ОТРЫВОК —
┌──

Проблему грядущего символистского синтеза, вслед за Белым и Ивановым, затрагивал в статье «Нечто о каноне» (1912. № 1) и Вл. Пяст, отстаивавший идею следования «внутреннему канону», завещанному величайшими художниками как императив свободного творческого самовыражения. Имена, на которые опирались теоретики «Трудов и Дней», обосновывая свои представления о символизме, возникали с разной частотой и в различных сочетаниях, но все они неизменно выводили за рамки символизма как исторически сформировавшегося литературного направления. Гомер, Данте, Шекспир, Гёте, Тютчев, Гоголь, Ницше, Вагнер служили утверждению надысторической концепции символизма как некоего сверхискусства, опирающегося на величайшие художественные достижения человечества.

Подобно «Весам» в первые годы их издания, «Труды и Дни» не имели беллетристического отдела. Журнал был теоретическим, печатавшим и чисто философские статьи, но, в отличие от «Весов», в нем почти не было «злобы дня». Критические отклики, хроникальные материалы встречались скорее в виде исключения, чем как непременное для периодического издания правило, и трактовали они избранный предмет не на фоне современной литературной панорамы, а в сугубо умозрительном ключе. Примечательна в этом отношении статья С. Н. Дурылина «О лирическом волненьи» (1913, № 1/2), написанная в связи с выходом первой книги стихов Юлиана Анисимова «Обитель». Стихи начинающего автора рассмотрены в ней вне поэтического контекста, да и самый критический анализ как таковой заменен возвышенными и отвлеченными медитациями, которые подкреплены цитатами из «Обители» и ссылками на «Цветочки Франциска Ассизского», св. Серафима Саровского, П. А. Вяземского, Пушкина, Фета и т. д. Такой подход был прямым следствием того понимания символизма и подлинных художественных задач, которое насаждалось мэтрами «Трудов и Дней». «Дни» «Мусагета», если пытаться судить о них только по «Трудам и Дням», вообще протекали как бы вне движущегося времени, по собственным имманентным предустановлениям. Ориентация на «вечные» ценности и тщательно оберегаемая эзотеричность[1808] замыкали теоретиков журнала в сферах, далеких от живого литературного процесса. Подобное отрешенное отстаивание «заветов символизма» на вечные времена гораздо очевиднее свидетельствовало о кризисе, переживавшемся символистским направлением, чем любые критические приговоры, провозглашенные извне.

└──

[Сохранённые элементы]

┌──

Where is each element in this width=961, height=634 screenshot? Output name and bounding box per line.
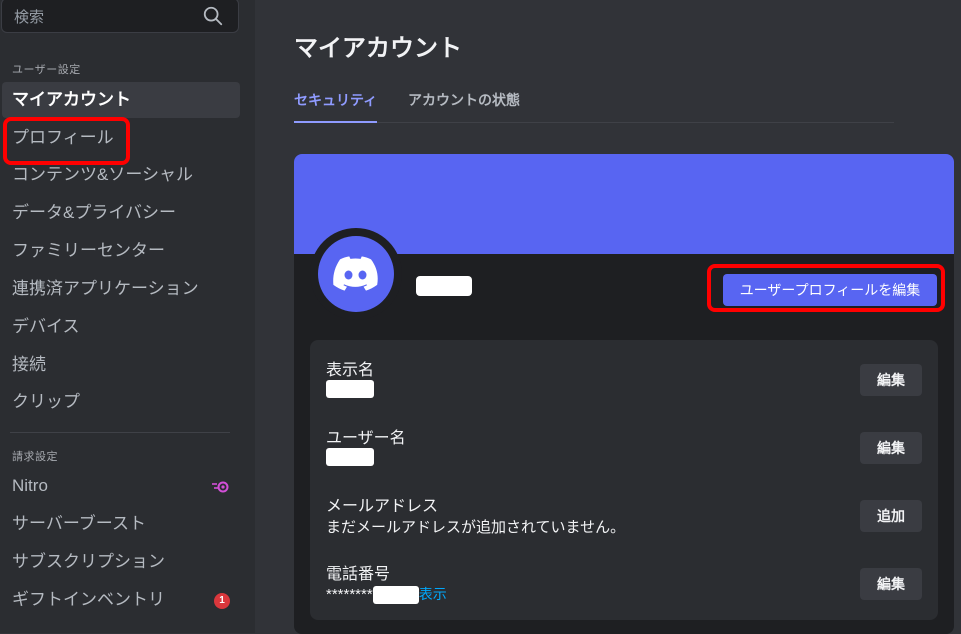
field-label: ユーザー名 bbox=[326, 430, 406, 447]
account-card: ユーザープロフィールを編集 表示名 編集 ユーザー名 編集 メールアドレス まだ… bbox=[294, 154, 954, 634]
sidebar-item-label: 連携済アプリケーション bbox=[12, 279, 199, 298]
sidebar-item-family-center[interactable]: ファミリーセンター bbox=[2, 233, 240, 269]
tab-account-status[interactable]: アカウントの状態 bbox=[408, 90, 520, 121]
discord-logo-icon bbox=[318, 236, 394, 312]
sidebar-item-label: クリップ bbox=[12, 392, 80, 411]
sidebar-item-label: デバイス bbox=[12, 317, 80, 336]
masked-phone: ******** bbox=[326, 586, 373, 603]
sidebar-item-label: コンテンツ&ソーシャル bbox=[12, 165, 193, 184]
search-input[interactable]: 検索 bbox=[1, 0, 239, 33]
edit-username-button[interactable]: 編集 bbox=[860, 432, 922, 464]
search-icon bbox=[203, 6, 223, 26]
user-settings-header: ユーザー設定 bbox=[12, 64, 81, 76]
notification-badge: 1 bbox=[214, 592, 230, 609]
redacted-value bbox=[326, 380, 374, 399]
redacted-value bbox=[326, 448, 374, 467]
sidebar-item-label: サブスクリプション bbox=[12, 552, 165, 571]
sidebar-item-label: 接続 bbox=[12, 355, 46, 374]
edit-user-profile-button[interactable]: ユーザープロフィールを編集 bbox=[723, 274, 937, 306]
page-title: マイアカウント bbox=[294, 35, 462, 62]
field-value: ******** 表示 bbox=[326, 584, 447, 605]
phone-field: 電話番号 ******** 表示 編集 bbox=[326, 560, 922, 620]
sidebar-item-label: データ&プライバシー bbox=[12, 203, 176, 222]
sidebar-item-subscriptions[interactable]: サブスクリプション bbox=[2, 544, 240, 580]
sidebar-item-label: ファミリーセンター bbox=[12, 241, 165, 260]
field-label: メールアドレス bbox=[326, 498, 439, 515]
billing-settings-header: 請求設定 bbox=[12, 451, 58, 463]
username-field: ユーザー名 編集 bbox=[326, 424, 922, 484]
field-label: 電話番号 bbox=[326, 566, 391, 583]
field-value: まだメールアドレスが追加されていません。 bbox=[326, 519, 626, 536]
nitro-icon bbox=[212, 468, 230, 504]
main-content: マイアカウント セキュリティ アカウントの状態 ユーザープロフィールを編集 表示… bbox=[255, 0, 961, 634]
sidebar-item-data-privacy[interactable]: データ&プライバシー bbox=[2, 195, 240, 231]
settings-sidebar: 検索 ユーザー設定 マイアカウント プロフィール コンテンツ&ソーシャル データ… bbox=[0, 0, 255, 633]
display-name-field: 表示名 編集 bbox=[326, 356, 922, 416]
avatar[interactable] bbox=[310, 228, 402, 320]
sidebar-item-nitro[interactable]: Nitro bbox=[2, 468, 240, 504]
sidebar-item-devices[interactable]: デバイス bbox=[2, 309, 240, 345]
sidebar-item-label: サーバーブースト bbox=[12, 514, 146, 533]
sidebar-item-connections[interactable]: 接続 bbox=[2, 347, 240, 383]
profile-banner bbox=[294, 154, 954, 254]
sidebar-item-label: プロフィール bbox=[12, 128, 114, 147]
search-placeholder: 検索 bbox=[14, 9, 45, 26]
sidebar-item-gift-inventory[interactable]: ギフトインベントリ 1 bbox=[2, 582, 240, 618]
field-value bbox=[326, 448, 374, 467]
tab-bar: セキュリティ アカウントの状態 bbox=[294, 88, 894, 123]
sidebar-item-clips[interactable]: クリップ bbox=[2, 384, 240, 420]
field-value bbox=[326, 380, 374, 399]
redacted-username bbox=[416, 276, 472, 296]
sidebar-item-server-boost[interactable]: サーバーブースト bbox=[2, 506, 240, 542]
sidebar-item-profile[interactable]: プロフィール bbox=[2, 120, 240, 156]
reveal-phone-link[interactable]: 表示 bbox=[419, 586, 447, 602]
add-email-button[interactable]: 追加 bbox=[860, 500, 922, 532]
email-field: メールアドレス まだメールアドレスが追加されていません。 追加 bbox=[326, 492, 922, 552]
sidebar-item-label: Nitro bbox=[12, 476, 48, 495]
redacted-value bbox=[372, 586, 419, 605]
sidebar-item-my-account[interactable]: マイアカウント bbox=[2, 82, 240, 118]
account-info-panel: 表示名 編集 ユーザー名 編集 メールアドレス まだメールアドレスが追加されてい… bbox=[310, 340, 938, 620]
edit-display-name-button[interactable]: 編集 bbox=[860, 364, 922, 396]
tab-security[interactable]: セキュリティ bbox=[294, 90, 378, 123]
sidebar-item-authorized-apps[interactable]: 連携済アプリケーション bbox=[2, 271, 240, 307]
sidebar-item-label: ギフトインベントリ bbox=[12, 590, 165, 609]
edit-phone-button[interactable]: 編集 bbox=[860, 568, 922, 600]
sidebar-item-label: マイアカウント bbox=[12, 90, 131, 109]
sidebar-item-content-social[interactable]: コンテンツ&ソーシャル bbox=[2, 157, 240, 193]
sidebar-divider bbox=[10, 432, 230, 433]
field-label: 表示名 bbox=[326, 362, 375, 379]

└──
┌──

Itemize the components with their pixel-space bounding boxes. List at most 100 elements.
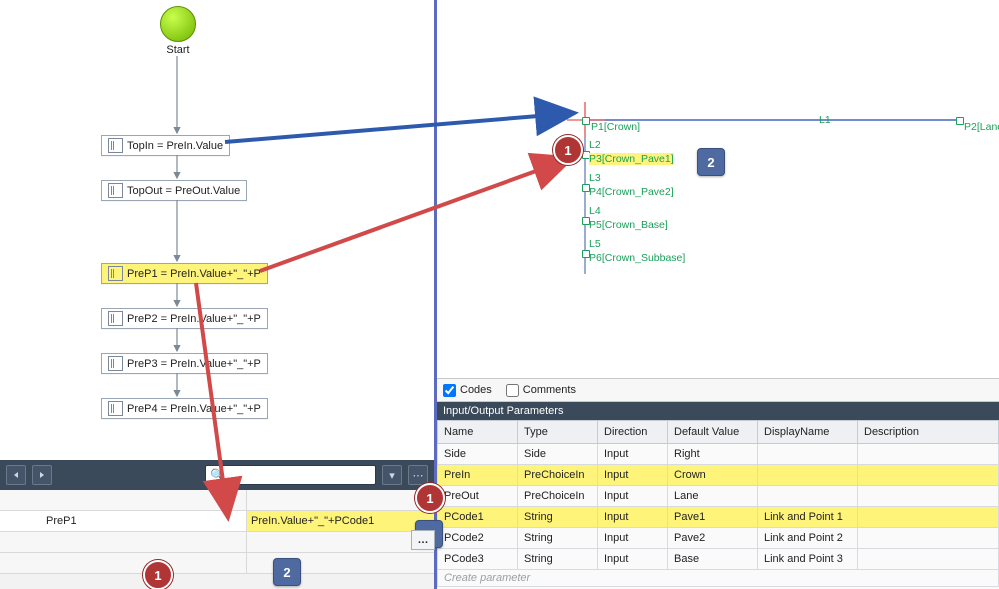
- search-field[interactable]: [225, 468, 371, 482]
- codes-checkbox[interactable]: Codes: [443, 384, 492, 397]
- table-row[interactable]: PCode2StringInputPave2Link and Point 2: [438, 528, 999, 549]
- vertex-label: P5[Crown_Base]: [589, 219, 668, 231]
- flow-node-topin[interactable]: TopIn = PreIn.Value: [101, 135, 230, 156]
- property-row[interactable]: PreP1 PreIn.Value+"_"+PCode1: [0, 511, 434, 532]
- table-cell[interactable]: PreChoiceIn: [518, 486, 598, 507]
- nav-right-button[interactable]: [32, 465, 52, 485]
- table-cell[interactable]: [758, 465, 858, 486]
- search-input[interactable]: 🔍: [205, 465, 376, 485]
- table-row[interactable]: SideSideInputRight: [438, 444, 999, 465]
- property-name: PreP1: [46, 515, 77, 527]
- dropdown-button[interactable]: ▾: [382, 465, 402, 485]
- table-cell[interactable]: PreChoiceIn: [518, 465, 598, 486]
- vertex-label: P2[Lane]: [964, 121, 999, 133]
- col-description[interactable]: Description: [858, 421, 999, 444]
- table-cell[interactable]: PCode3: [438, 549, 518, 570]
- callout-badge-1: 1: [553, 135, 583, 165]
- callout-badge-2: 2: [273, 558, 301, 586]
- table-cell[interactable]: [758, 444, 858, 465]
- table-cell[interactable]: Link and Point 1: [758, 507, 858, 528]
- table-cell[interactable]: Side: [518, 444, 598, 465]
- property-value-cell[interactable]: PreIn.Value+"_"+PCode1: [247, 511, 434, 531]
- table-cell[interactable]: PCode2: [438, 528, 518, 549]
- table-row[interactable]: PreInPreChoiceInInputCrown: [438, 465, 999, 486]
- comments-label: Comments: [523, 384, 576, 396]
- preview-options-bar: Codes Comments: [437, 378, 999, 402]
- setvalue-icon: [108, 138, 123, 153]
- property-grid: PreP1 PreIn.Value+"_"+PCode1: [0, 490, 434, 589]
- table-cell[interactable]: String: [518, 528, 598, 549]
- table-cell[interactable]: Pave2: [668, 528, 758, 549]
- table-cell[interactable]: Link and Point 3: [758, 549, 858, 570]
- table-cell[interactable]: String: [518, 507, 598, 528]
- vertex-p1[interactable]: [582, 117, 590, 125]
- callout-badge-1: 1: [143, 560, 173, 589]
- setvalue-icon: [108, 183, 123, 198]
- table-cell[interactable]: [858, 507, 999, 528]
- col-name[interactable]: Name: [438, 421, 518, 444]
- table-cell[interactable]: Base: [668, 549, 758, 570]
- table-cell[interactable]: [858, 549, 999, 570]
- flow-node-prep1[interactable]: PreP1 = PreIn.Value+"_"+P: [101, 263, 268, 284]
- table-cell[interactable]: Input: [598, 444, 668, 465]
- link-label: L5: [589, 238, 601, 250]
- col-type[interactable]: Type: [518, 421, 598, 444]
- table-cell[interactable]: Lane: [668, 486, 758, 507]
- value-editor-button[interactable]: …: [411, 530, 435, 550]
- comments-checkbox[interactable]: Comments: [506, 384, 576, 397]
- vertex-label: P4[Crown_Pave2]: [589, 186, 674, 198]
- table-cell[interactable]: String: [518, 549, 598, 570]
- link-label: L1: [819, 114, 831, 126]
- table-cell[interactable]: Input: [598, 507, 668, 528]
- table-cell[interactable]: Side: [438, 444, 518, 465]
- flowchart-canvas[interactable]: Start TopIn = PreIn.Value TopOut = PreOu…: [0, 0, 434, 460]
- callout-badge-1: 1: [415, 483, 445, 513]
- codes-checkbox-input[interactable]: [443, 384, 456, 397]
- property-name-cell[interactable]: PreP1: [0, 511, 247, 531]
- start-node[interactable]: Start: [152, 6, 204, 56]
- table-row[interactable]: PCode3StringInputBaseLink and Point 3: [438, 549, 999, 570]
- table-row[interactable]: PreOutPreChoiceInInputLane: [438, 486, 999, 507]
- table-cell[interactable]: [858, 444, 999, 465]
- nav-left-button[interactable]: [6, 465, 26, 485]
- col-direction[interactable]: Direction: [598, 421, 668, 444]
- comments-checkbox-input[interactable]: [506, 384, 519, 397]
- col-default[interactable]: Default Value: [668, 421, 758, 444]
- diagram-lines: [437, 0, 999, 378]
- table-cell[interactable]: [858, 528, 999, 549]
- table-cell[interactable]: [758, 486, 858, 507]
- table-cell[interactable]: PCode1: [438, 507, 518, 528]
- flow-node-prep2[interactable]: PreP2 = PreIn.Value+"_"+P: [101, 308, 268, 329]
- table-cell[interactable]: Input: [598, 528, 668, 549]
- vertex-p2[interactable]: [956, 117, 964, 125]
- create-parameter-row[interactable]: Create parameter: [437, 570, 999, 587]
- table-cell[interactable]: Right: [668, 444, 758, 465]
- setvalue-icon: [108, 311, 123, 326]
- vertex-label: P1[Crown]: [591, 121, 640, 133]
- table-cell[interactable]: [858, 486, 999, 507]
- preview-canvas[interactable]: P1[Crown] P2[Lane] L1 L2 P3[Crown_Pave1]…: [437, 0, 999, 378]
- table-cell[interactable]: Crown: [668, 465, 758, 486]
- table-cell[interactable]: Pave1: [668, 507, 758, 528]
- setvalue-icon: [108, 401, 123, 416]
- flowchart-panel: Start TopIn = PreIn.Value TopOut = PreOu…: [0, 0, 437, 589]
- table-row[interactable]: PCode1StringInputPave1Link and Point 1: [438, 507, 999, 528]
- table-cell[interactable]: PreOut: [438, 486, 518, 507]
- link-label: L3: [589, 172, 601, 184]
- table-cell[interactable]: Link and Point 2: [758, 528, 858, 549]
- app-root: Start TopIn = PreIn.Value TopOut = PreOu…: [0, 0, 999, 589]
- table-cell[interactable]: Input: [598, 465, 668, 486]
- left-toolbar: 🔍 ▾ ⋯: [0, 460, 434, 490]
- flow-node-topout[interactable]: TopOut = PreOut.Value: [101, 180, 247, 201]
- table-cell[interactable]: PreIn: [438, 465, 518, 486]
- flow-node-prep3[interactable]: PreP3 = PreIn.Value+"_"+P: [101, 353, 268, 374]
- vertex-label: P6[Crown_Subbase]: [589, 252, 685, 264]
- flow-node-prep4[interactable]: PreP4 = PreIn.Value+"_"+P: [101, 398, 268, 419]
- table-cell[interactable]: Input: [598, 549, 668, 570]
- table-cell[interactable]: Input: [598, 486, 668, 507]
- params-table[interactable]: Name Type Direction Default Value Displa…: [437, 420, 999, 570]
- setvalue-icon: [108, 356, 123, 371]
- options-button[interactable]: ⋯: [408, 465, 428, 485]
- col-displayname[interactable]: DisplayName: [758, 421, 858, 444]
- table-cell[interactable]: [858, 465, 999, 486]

└──

ЧТО ТРЕБУЕТСЯ —
- 1) Выведите без изменений часть отрывка о журнале «Труды и Дни» от слов «Проблему грядущего символистского» до слов «художественные достижения человечества.».
- 2) Приведите в виде нумерованного списка строки данных от строки с «- search-field[interactable]: [225, 468, 371, 482]» до строки с «[438, 444, 999, 465]» включительно, пропустив пустые.
Отрывок и строки взяты из разных источников.

ОТВЕТЫ ПО ЗАДАНИЯМ —
- 1)
Проблему грядущего символистского синтеза, вслед за Белым и Ивановым, затрагивал в статье «Нечто о каноне» (1912. № 1) и Вл. Пяст, отстаивавший идею следования «внутреннему канону», завещанному величайшими художниками как императив свободного творческого самовыражения. Имена, на которые опирались теоретики «Трудов и Дней», обосновывая свои представления о символизме, возникали с разной частотой и в различных сочетаниях, но все они неизменно выводили за рамки символизма как исторически сформировавшегося литературного направления. Гомер, Данте, Шекспир, Гёте, Тютчев, Гоголь, Ницше, Вагнер служили утверждению надысторической концепции символизма как некоего сверхискусства, опирающегося на величайшие художественные достижения человечества.

- 2)
1. - search-field[interactable]: [225, 468, 371, 482]
2. - codes-checkbox[interactable]: Codes: [443, 384, 492, 397]
3. - table-row[interactable]: PCode2StringInputPave2Link and Point 2: [438, 528, 999, 549]
4. - vertex-label: P5[Crown_Base]: [589, 219, 668, 231]
5. - flow-node-topin[interactable]: TopIn = PreIn.Value: [101, 135, 230, 156]
6. - property-row[interactable]: PreP1 PreIn.Value+"_"+PCode1: [0, 511, 434, 532]
7. - table-cell[interactable]: PreChoiceIn: [518, 486, 598, 507]
8. - nav-right-button[interactable]: [32, 465, 52, 485]
9. - table-cell[interactable]: [758, 465, 858, 486]
10. - search-input[interactable]: 🔍: [205, 465, 376, 485]
11. - table-row[interactable]: SideSideInputRight: [438, 444, 999, 465]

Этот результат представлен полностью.